→ **SET TASK**
Output the material exactly, but drop every image it holds.

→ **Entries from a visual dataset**
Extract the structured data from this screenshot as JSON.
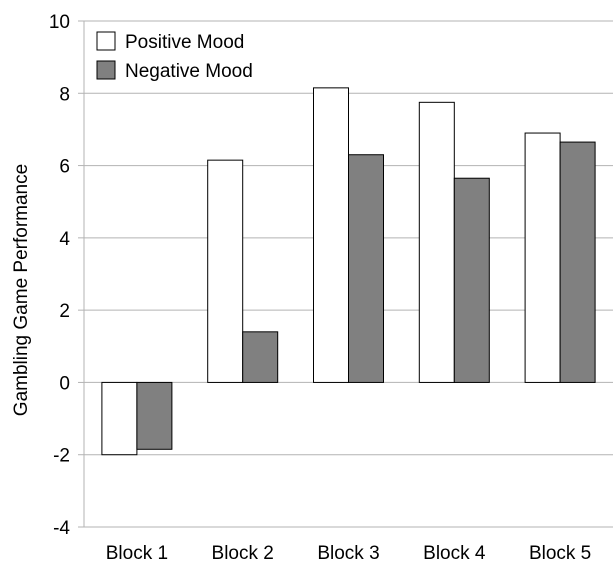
{
  "chart_data": {
    "type": "bar",
    "title": "",
    "xlabel": "",
    "ylabel": "Gambling Game Performance",
    "ylim": [
      -4,
      10
    ],
    "yticks": [
      -4,
      -2,
      0,
      2,
      4,
      6,
      8,
      10
    ],
    "grid": true,
    "legend_position": "top-left",
    "categories": [
      "Block 1",
      "Block 2",
      "Block 3",
      "Block 4",
      "Block 5"
    ],
    "series": [
      {
        "name": "Positive Mood",
        "color": "#ffffff",
        "values": [
          -2.0,
          6.15,
          8.15,
          7.75,
          6.9
        ]
      },
      {
        "name": "Negative Mood",
        "color": "#808080",
        "values": [
          -1.85,
          1.4,
          6.3,
          5.65,
          6.65
        ]
      }
    ]
  }
}
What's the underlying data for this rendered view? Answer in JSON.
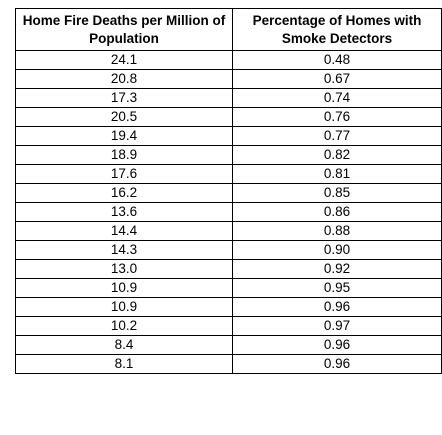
{
  "table": {
    "headers": [
      "Home Fire Deaths per Million of Population",
      "Percentage of Homes with Smoke Detectors"
    ],
    "rows": [
      [
        "24.1",
        "0.48"
      ],
      [
        "20.8",
        "0.67"
      ],
      [
        "17.3",
        "0.74"
      ],
      [
        "20.5",
        "0.76"
      ],
      [
        "19.4",
        "0.77"
      ],
      [
        "18.9",
        "0.82"
      ],
      [
        "17.6",
        "0.81"
      ],
      [
        "16.2",
        "0.85"
      ],
      [
        "13.6",
        "0.86"
      ],
      [
        "14.4",
        "0.88"
      ],
      [
        "14.3",
        "0.90"
      ],
      [
        "13.0",
        "0.92"
      ],
      [
        "10.9",
        "0.95"
      ],
      [
        "10.9",
        "0.96"
      ],
      [
        "10.2",
        "0.97"
      ],
      [
        "8.4",
        "0.96"
      ],
      [
        "8.1",
        "0.96"
      ]
    ]
  }
}
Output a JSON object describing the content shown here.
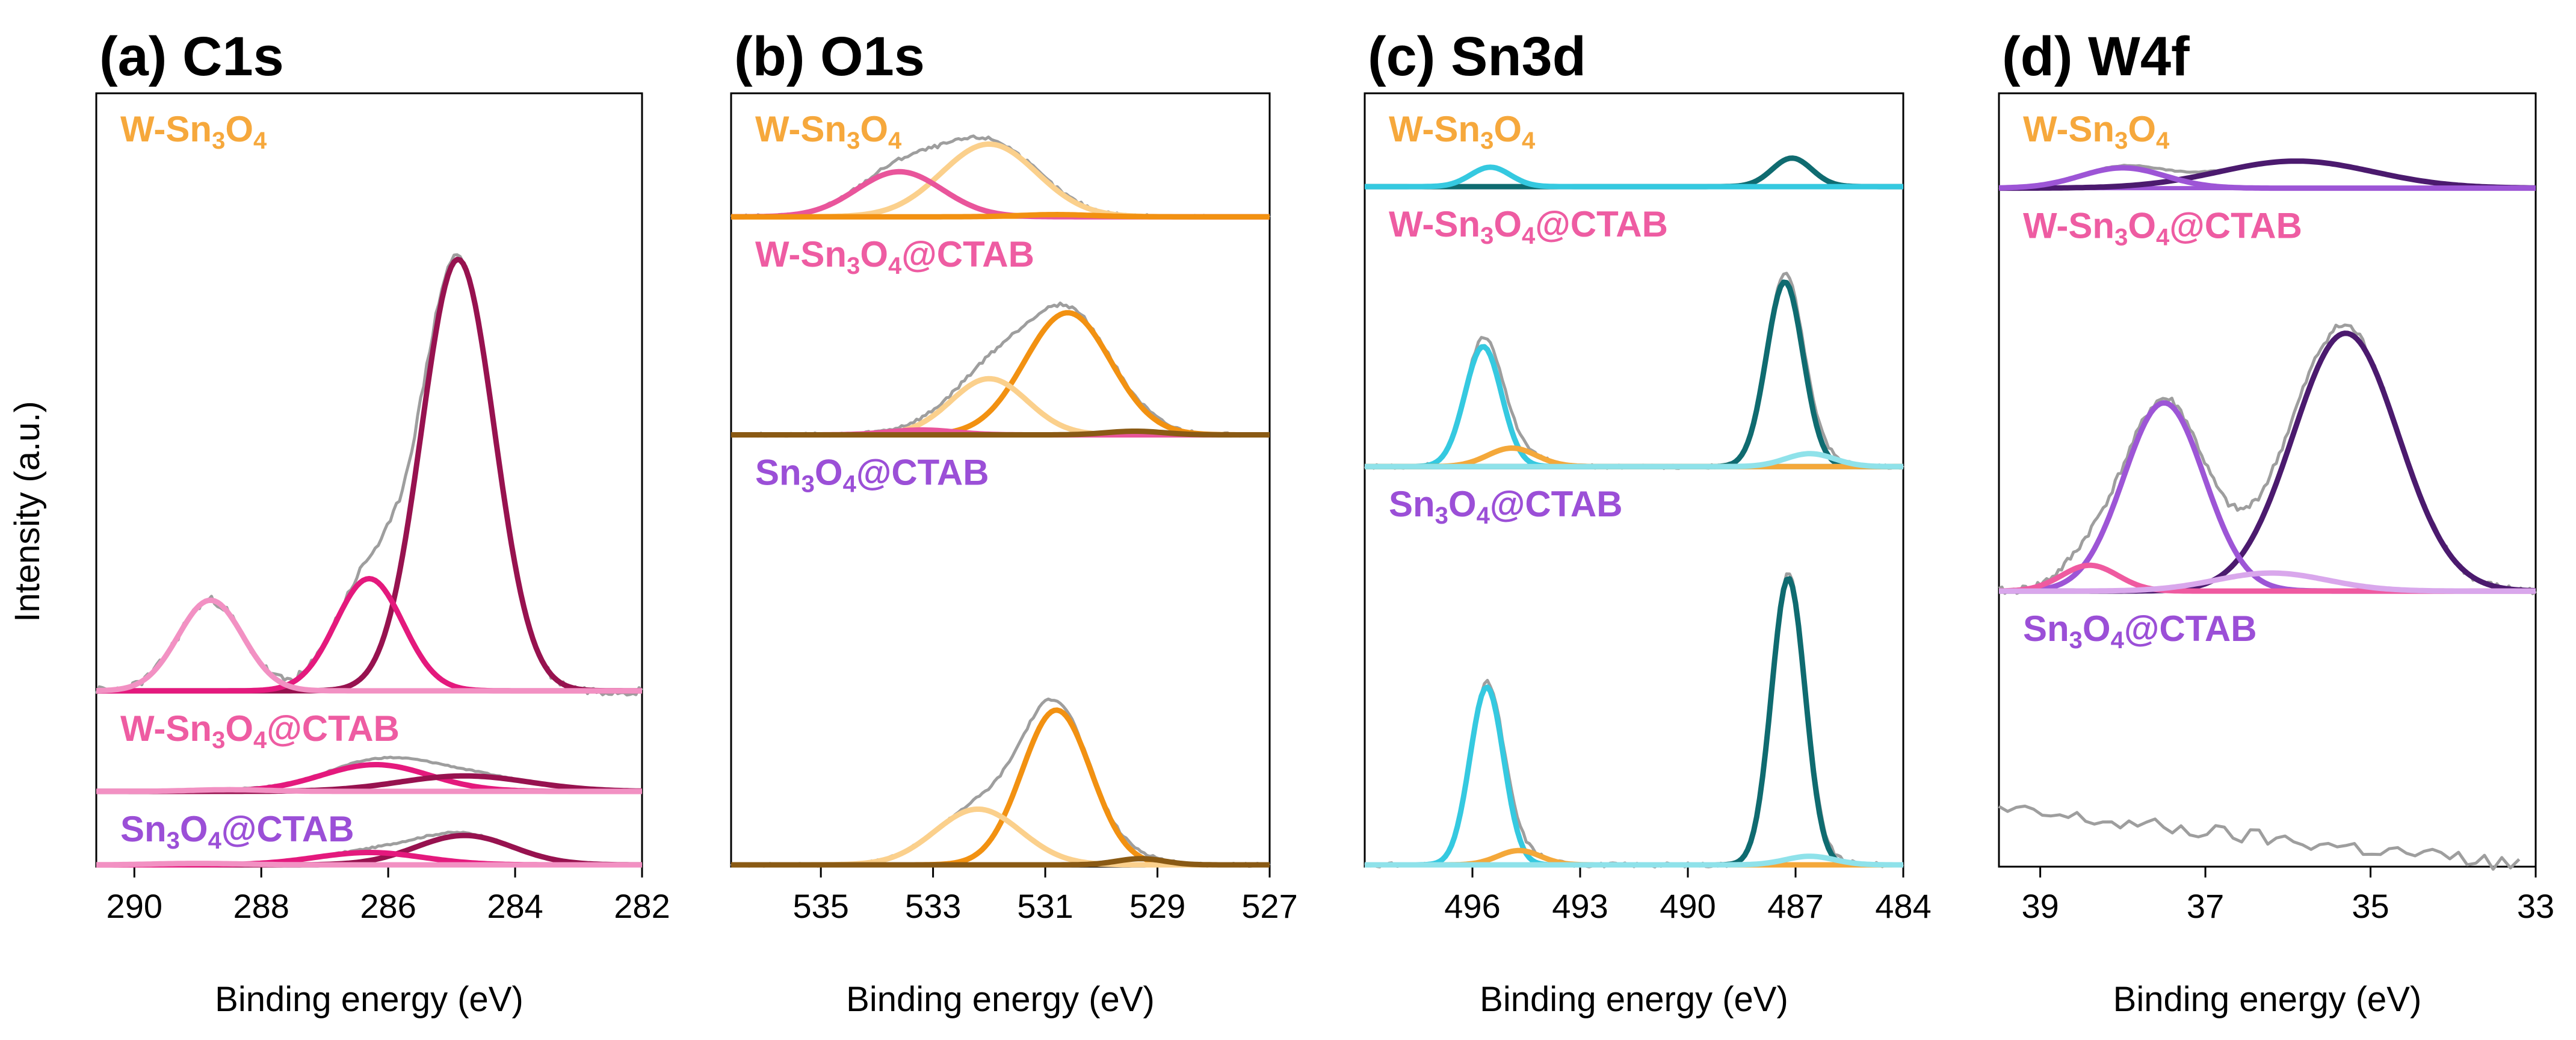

→ **ANSWER FOR THE TASK**
Extract the structured data from this screenshot as JSON.
{
  "chart_data": {
    "type": "bar",
    "title": "",
    "xlabel": "",
    "ylabel": "Gambling Game Performance",
    "ylim": [
      -4,
      10
    ],
    "yticks": [
      -4,
      -2,
      0,
      2,
      4,
      6,
      8,
      10
    ],
    "grid": true,
    "legend_position": "top-left",
    "categories": [
      "Block 1",
      "Block 2",
      "Block 3",
      "Block 4",
      "Block 5"
    ],
    "series": [
      {
        "name": "Positive Mood",
        "color": "#ffffff",
        "values": [
          -2.0,
          6.15,
          8.15,
          7.75,
          6.9
        ]
      },
      {
        "name": "Negative Mood",
        "color": "#808080",
        "values": [
          -1.85,
          1.4,
          6.3,
          5.65,
          6.65
        ]
      }
    ]
  }
}
What's the underlying data for this rendered view? Answer in JSON.
{
  "table": {
    "headers": [
      "Home Fire Deaths per Million of Population",
      "Percentage of Homes with Smoke Detectors"
    ],
    "rows": [
      [
        "24.1",
        "0.48"
      ],
      [
        "20.8",
        "0.67"
      ],
      [
        "17.3",
        "0.74"
      ],
      [
        "20.5",
        "0.76"
      ],
      [
        "19.4",
        "0.77"
      ],
      [
        "18.9",
        "0.82"
      ],
      [
        "17.6",
        "0.81"
      ],
      [
        "16.2",
        "0.85"
      ],
      [
        "13.6",
        "0.86"
      ],
      [
        "14.4",
        "0.88"
      ],
      [
        "14.3",
        "0.90"
      ],
      [
        "13.0",
        "0.92"
      ],
      [
        "10.9",
        "0.95"
      ],
      [
        "10.9",
        "0.96"
      ],
      [
        "10.2",
        "0.97"
      ],
      [
        "8.4",
        "0.96"
      ],
      [
        "8.1",
        "0.96"
      ]
    ]
  }
}
Output a JSON object describing the content shown here.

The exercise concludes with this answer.